▸ **Aim of the exercise**: Transcribe every line, keeping it exact.

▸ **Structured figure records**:

++++++++++++++++++++

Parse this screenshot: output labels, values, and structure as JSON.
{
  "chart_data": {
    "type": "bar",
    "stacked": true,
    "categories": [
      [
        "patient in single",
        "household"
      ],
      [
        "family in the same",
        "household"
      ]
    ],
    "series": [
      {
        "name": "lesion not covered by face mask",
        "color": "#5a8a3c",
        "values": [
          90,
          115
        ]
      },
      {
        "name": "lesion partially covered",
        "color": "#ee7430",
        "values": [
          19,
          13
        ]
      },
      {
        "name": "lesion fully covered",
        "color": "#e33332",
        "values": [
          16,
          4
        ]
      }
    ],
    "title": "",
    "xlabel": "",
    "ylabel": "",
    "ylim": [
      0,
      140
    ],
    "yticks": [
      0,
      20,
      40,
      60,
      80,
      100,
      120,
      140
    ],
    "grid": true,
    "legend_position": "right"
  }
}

++++++++++++++++++++

▸ **Problem solution**:
Parse this screenshot: output labels, values, and structure as JSON.
{
  "chart_data": {
    "type": "bar",
    "stacked": true,
    "categories": [
      [
        "patient in single",
        "household"
      ],
      [
        "family in the same",
        "household"
      ]
    ],
    "series": [
      {
        "name": "lesion not covered by face mask",
        "color": "#5a8a3c",
        "values": [
          90,
          115
        ]
      },
      {
        "name": "lesion partially covered",
        "color": "#ee7430",
        "values": [
          19,
          13
        ]
      },
      {
        "name": "lesion fully covered",
        "color": "#e33332",
        "values": [
          16,
          4
        ]
      }
    ],
    "title": "",
    "xlabel": "",
    "ylabel": "",
    "ylim": [
      0,
      140
    ],
    "yticks": [
      0,
      20,
      40,
      60,
      80,
      100,
      120,
      140
    ],
    "grid": true,
    "legend_position": "right"
  }
}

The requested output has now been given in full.